**Given task:** Repeat all the records exactly, omitting pictures.
— START —
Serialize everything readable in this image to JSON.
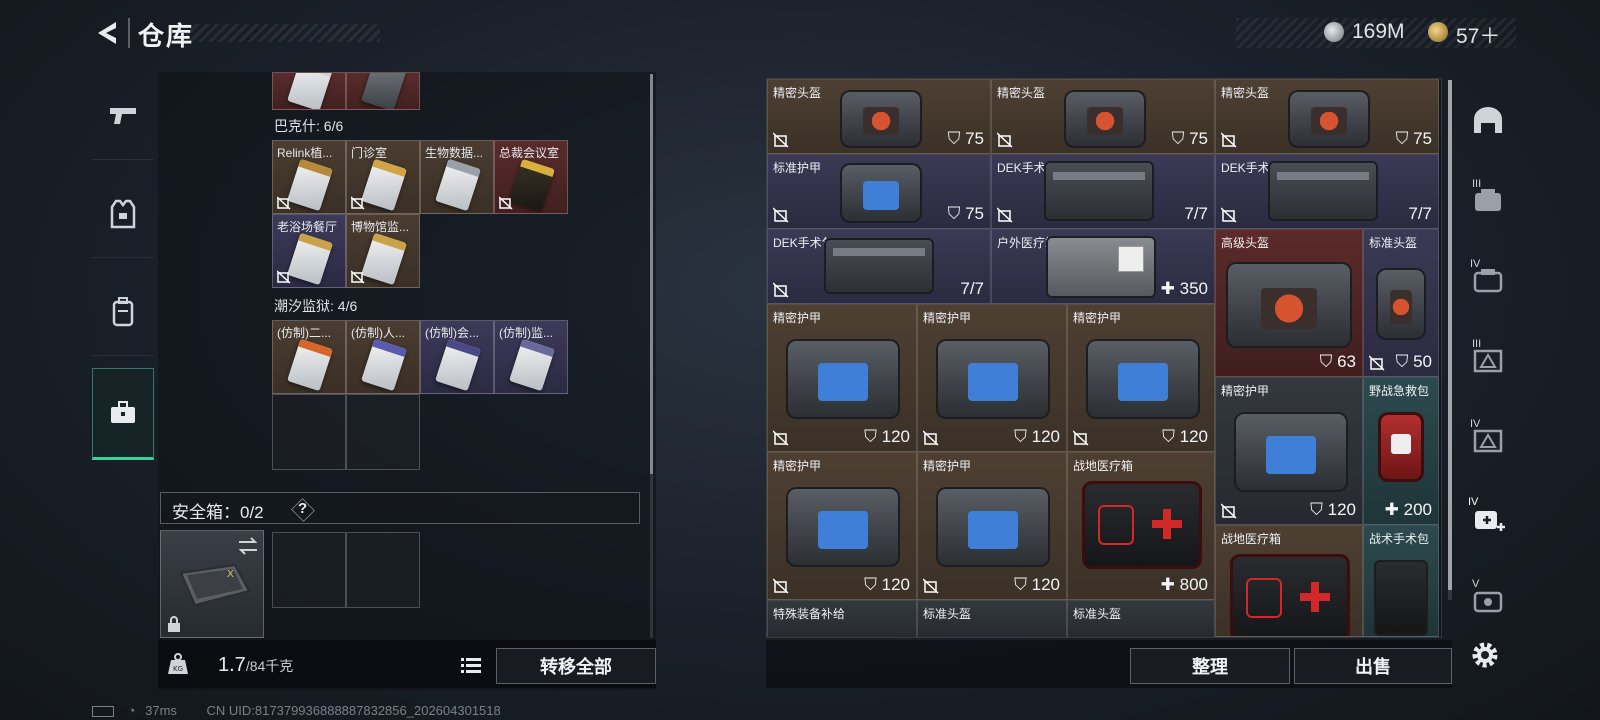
{
  "header": {
    "title": "仓库",
    "currency": [
      {
        "icon": "silver-coin-icon",
        "value": "169M"
      },
      {
        "icon": "gold-coin-icon",
        "value": "57＋"
      }
    ]
  },
  "left_rail": {
    "items": [
      {
        "name": "weapons",
        "icon": "pistol-icon"
      },
      {
        "name": "armor",
        "icon": "vest-icon"
      },
      {
        "name": "backpack",
        "icon": "backpack-icon"
      },
      {
        "name": "keys",
        "icon": "briefcase-icon",
        "active": true
      }
    ]
  },
  "key_groups": [
    {
      "title": "",
      "cards": [
        {
          "label": ""
        },
        {
          "label": ""
        }
      ]
    },
    {
      "title": "巴克什: 6/6",
      "cards": [
        {
          "label": "Relink植..."
        },
        {
          "label": "门诊室"
        },
        {
          "label": "生物数据..."
        },
        {
          "label": "总裁会议室"
        },
        {
          "label": "老浴场餐厅"
        },
        {
          "label": "博物馆监..."
        }
      ]
    },
    {
      "title": "潮汐监狱: 4/6",
      "cards": [
        {
          "label": "(仿制)二..."
        },
        {
          "label": "(仿制)人..."
        },
        {
          "label": "(仿制)会..."
        },
        {
          "label": "(仿制)监..."
        }
      ]
    }
  ],
  "safebox": {
    "label": "安全箱：0/2",
    "help": "?"
  },
  "bottom_left": {
    "weight_current": "1.7",
    "weight_max": "/84千克",
    "weight_icon_label": "KG",
    "transfer_all": "转移全部"
  },
  "items": [
    {
      "name": "精密头盔",
      "value": "75",
      "kind": "durability"
    },
    {
      "name": "精密头盔",
      "value": "75",
      "kind": "durability"
    },
    {
      "name": "精密头盔",
      "value": "75",
      "kind": "durability"
    },
    {
      "name": "标准护甲",
      "value": "75",
      "kind": "durability"
    },
    {
      "name": "DEK手术包",
      "value": "7/7",
      "kind": "uses"
    },
    {
      "name": "DEK手术包",
      "value": "7/7",
      "kind": "uses"
    },
    {
      "name": "DEK手术包",
      "value": "7/7",
      "kind": "uses"
    },
    {
      "name": "户外医疗箱",
      "value": "350",
      "kind": "heal"
    },
    {
      "name": "高级头盔",
      "value": "63",
      "kind": "durability"
    },
    {
      "name": "标准头盔",
      "value": "50",
      "kind": "durability"
    },
    {
      "name": "精密护甲",
      "value": "120",
      "kind": "durability"
    },
    {
      "name": "精密护甲",
      "value": "120",
      "kind": "durability"
    },
    {
      "name": "精密护甲",
      "value": "120",
      "kind": "durability"
    },
    {
      "name": "精密护甲",
      "value": "120",
      "kind": "durability"
    },
    {
      "name": "野战急救包",
      "value": "200",
      "kind": "heal"
    },
    {
      "name": "精密护甲",
      "value": "120",
      "kind": "durability"
    },
    {
      "name": "精密护甲",
      "value": "120",
      "kind": "durability"
    },
    {
      "name": "战地医疗箱",
      "value": "800",
      "kind": "heal"
    },
    {
      "name": "战地医疗箱",
      "value": "",
      "kind": "heal"
    },
    {
      "name": "战术手术包",
      "value": "",
      "kind": "uses"
    },
    {
      "name": "特殊装备补给",
      "value": "",
      "kind": "none"
    },
    {
      "name": "标准头盔",
      "value": "",
      "kind": "none"
    },
    {
      "name": "标准头盔",
      "value": "",
      "kind": "none"
    }
  ],
  "bottom_right": {
    "sort": "整理",
    "sell": "出售"
  },
  "right_rail": {
    "items": [
      {
        "label": "",
        "icon": "helmet-icon"
      },
      {
        "label": "III",
        "icon": "armor-tier3-icon"
      },
      {
        "label": "IV",
        "icon": "armor-tier4-icon"
      },
      {
        "label": "III",
        "icon": "helmet-tier3-icon"
      },
      {
        "label": "IV",
        "icon": "helmet-tier4-icon"
      },
      {
        "label": "IV",
        "icon": "medkit-tier4-icon"
      },
      {
        "label": "V",
        "icon": "armor-tier5-icon"
      }
    ]
  },
  "status": {
    "ping": "37ms",
    "uid": "CN UID:817379936888887832856_202604301518"
  },
  "colors": {
    "accent": "#3ad29a",
    "rarity_brown": "#4e3f32",
    "rarity_purple": "#3a3a55",
    "rarity_red": "#5c2a2a",
    "rarity_teal": "#2c4a4e"
  }
}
— END —
**Final answer:**
Serialize everything readable in this image to JSON.
{
  "header": {
    "title": "仓库",
    "currency": [
      {
        "icon": "silver-coin-icon",
        "value": "169M"
      },
      {
        "icon": "gold-coin-icon",
        "value": "57＋"
      }
    ]
  },
  "left_rail": {
    "items": [
      {
        "name": "weapons",
        "icon": "pistol-icon"
      },
      {
        "name": "armor",
        "icon": "vest-icon"
      },
      {
        "name": "backpack",
        "icon": "backpack-icon"
      },
      {
        "name": "keys",
        "icon": "briefcase-icon",
        "active": true
      }
    ]
  },
  "key_groups": [
    {
      "title": "",
      "cards": [
        {
          "label": ""
        },
        {
          "label": ""
        }
      ]
    },
    {
      "title": "巴克什: 6/6",
      "cards": [
        {
          "label": "Relink植..."
        },
        {
          "label": "门诊室"
        },
        {
          "label": "生物数据..."
        },
        {
          "label": "总裁会议室"
        },
        {
          "label": "老浴场餐厅"
        },
        {
          "label": "博物馆监..."
        }
      ]
    },
    {
      "title": "潮汐监狱: 4/6",
      "cards": [
        {
          "label": "(仿制)二..."
        },
        {
          "label": "(仿制)人..."
        },
        {
          "label": "(仿制)会..."
        },
        {
          "label": "(仿制)监..."
        }
      ]
    }
  ],
  "safebox": {
    "label": "安全箱：0/2",
    "help": "?"
  },
  "bottom_left": {
    "weight_current": "1.7",
    "weight_max": "/84千克",
    "weight_icon_label": "KG",
    "transfer_all": "转移全部"
  },
  "items": [
    {
      "name": "精密头盔",
      "value": "75",
      "kind": "durability"
    },
    {
      "name": "精密头盔",
      "value": "75",
      "kind": "durability"
    },
    {
      "name": "精密头盔",
      "value": "75",
      "kind": "durability"
    },
    {
      "name": "标准护甲",
      "value": "75",
      "kind": "durability"
    },
    {
      "name": "DEK手术包",
      "value": "7/7",
      "kind": "uses"
    },
    {
      "name": "DEK手术包",
      "value": "7/7",
      "kind": "uses"
    },
    {
      "name": "DEK手术包",
      "value": "7/7",
      "kind": "uses"
    },
    {
      "name": "户外医疗箱",
      "value": "350",
      "kind": "heal"
    },
    {
      "name": "高级头盔",
      "value": "63",
      "kind": "durability"
    },
    {
      "name": "标准头盔",
      "value": "50",
      "kind": "durability"
    },
    {
      "name": "精密护甲",
      "value": "120",
      "kind": "durability"
    },
    {
      "name": "精密护甲",
      "value": "120",
      "kind": "durability"
    },
    {
      "name": "精密护甲",
      "value": "120",
      "kind": "durability"
    },
    {
      "name": "精密护甲",
      "value": "120",
      "kind": "durability"
    },
    {
      "name": "野战急救包",
      "value": "200",
      "kind": "heal"
    },
    {
      "name": "精密护甲",
      "value": "120",
      "kind": "durability"
    },
    {
      "name": "精密护甲",
      "value": "120",
      "kind": "durability"
    },
    {
      "name": "战地医疗箱",
      "value": "800",
      "kind": "heal"
    },
    {
      "name": "战地医疗箱",
      "value": "",
      "kind": "heal"
    },
    {
      "name": "战术手术包",
      "value": "",
      "kind": "uses"
    },
    {
      "name": "特殊装备补给",
      "value": "",
      "kind": "none"
    },
    {
      "name": "标准头盔",
      "value": "",
      "kind": "none"
    },
    {
      "name": "标准头盔",
      "value": "",
      "kind": "none"
    }
  ],
  "bottom_right": {
    "sort": "整理",
    "sell": "出售"
  },
  "right_rail": {
    "items": [
      {
        "label": "",
        "icon": "helmet-icon"
      },
      {
        "label": "III",
        "icon": "armor-tier3-icon"
      },
      {
        "label": "IV",
        "icon": "armor-tier4-icon"
      },
      {
        "label": "III",
        "icon": "helmet-tier3-icon"
      },
      {
        "label": "IV",
        "icon": "helmet-tier4-icon"
      },
      {
        "label": "IV",
        "icon": "medkit-tier4-icon"
      },
      {
        "label": "V",
        "icon": "armor-tier5-icon"
      }
    ]
  },
  "status": {
    "ping": "37ms",
    "uid": "CN UID:817379936888887832856_202604301518"
  },
  "colors": {
    "accent": "#3ad29a",
    "rarity_brown": "#4e3f32",
    "rarity_purple": "#3a3a55",
    "rarity_red": "#5c2a2a",
    "rarity_teal": "#2c4a4e"
  }
}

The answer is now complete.